[Stored records]

====================

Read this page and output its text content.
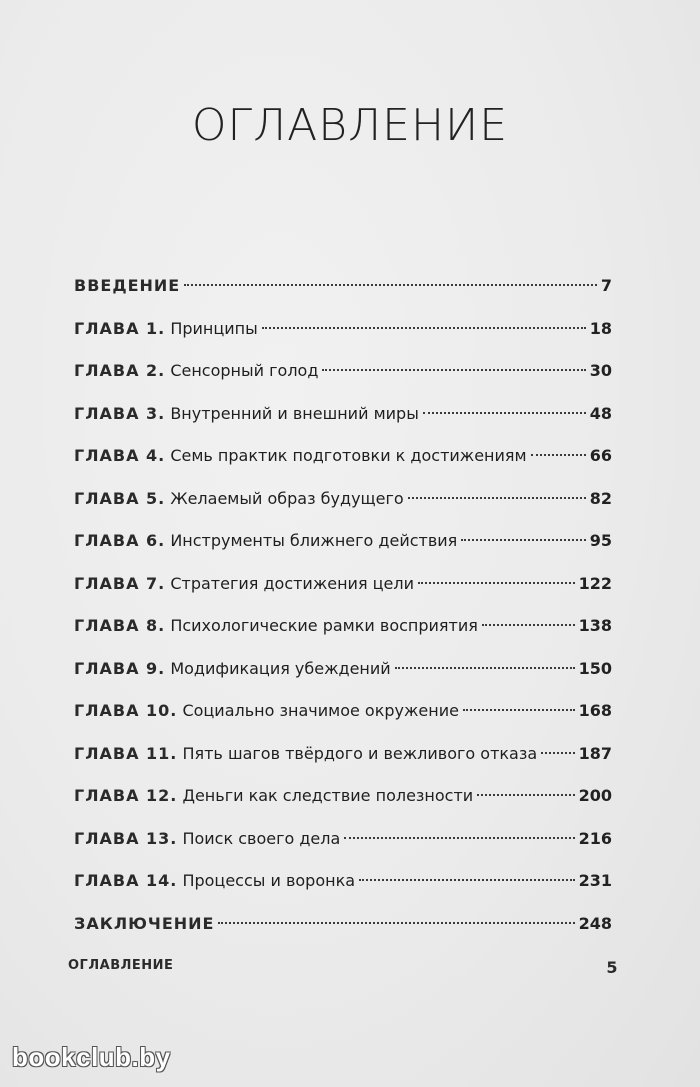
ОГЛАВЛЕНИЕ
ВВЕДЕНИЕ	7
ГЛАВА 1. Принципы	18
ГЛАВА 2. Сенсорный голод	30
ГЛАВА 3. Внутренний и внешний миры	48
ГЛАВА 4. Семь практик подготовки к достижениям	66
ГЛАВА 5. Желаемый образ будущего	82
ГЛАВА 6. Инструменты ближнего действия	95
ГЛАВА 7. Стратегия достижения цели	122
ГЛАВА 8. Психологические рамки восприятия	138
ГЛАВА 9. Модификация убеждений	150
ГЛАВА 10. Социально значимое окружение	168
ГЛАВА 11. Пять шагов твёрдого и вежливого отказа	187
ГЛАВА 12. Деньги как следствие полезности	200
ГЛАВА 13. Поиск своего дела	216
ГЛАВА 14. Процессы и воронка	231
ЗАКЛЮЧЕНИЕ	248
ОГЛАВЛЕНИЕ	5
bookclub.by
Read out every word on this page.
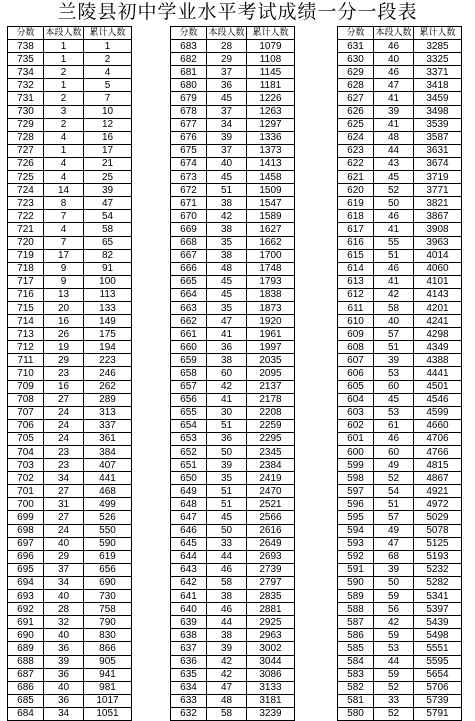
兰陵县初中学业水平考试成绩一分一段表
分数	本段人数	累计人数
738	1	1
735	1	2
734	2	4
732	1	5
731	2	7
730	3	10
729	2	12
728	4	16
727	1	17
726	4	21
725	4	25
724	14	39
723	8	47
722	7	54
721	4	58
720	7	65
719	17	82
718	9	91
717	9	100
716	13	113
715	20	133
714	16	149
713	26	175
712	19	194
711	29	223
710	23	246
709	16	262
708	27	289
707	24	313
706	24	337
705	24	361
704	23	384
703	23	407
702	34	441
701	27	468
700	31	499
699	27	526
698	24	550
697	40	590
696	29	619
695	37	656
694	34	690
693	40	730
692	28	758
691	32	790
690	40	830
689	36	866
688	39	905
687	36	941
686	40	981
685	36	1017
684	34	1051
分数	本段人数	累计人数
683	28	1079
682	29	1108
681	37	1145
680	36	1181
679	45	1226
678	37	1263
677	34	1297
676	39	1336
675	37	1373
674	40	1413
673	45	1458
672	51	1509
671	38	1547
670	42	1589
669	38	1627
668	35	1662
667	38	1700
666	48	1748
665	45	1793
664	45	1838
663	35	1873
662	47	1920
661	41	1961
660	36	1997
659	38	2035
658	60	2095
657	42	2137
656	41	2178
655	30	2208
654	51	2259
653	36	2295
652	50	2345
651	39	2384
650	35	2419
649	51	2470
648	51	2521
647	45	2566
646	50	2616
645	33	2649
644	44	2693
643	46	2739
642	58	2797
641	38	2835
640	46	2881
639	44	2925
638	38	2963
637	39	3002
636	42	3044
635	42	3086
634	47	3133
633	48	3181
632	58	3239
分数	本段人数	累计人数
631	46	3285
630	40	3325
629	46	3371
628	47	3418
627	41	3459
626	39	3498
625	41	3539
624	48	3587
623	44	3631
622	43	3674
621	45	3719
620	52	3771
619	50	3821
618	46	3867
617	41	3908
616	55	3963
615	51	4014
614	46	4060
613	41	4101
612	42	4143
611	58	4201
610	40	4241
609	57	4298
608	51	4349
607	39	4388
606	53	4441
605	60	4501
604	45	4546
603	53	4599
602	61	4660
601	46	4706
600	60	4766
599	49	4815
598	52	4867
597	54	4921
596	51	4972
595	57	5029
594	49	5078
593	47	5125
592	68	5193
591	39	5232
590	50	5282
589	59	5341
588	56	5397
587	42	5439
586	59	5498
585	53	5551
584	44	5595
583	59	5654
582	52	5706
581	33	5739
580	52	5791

====================

### What to do
Reproduce each line exactly as it appears, omitting the pictures.

### Reply
Read this page and output its text content.
ОГЛАВЛЕНИЕ
ВВЕДЕНИЕ	7
ГЛАВА 1. Принципы	18
ГЛАВА 2. Сенсорный голод	30
ГЛАВА 3. Внутренний и внешний миры	48
ГЛАВА 4. Семь практик подготовки к достижениям	66
ГЛАВА 5. Желаемый образ будущего	82
ГЛАВА 6. Инструменты ближнего действия	95
ГЛАВА 7. Стратегия достижения цели	122
ГЛАВА 8. Психологические рамки восприятия	138
ГЛАВА 9. Модификация убеждений	150
ГЛАВА 10. Социально значимое окружение	168
ГЛАВА 11. Пять шагов твёрдого и вежливого отказа	187
ГЛАВА 12. Деньги как следствие полезности	200
ГЛАВА 13. Поиск своего дела	216
ГЛАВА 14. Процессы и воронка	231
ЗАКЛЮЧЕНИЕ	248
ОГЛАВЛЕНИЕ	5
bookclub.by
Read out every word on this page.
兰陵县初中学业水平考试成绩一分一段表
分数	本段人数	累计人数
738	1	1
735	1	2
734	2	4
732	1	5
731	2	7
730	3	10
729	2	12
728	4	16
727	1	17
726	4	21
725	4	25
724	14	39
723	8	47
722	7	54
721	4	58
720	7	65
719	17	82
718	9	91
717	9	100
716	13	113
715	20	133
714	16	149
713	26	175
712	19	194
711	29	223
710	23	246
709	16	262
708	27	289
707	24	313
706	24	337
705	24	361
704	23	384
703	23	407
702	34	441
701	27	468
700	31	499
699	27	526
698	24	550
697	40	590
696	29	619
695	37	656
694	34	690
693	40	730
692	28	758
691	32	790
690	40	830
689	36	866
688	39	905
687	36	941
686	40	981
685	36	1017
684	34	1051
分数	本段人数	累计人数
683	28	1079
682	29	1108
681	37	1145
680	36	1181
679	45	1226
678	37	1263
677	34	1297
676	39	1336
675	37	1373
674	40	1413
673	45	1458
672	51	1509
671	38	1547
670	42	1589
669	38	1627
668	35	1662
667	38	1700
666	48	1748
665	45	1793
664	45	1838
663	35	1873
662	47	1920
661	41	1961
660	36	1997
659	38	2035
658	60	2095
657	42	2137
656	41	2178
655	30	2208
654	51	2259
653	36	2295
652	50	2345
651	39	2384
650	35	2419
649	51	2470
648	51	2521
647	45	2566
646	50	2616
645	33	2649
644	44	2693
643	46	2739
642	58	2797
641	38	2835
640	46	2881
639	44	2925
638	38	2963
637	39	3002
636	42	3044
635	42	3086
634	47	3133
633	48	3181
632	58	3239
分数	本段人数	累计人数
631	46	3285
630	40	3325
629	46	3371
628	47	3418
627	41	3459
626	39	3498
625	41	3539
624	48	3587
623	44	3631
622	43	3674
621	45	3719
620	52	3771
619	50	3821
618	46	3867
617	41	3908
616	55	3963
615	51	4014
614	46	4060
613	41	4101
612	42	4143
611	58	4201
610	40	4241
609	57	4298
608	51	4349
607	39	4388
606	53	4441
605	60	4501
604	45	4546
603	53	4599
602	61	4660
601	46	4706
600	60	4766
599	49	4815
598	52	4867
597	54	4921
596	51	4972
595	57	5029
594	49	5078
593	47	5125
592	68	5193
591	39	5232
590	50	5282
589	59	5341
588	56	5397
587	42	5439
586	59	5498
585	53	5551
584	44	5595
583	59	5654
582	52	5706
581	33	5739
580	52	5791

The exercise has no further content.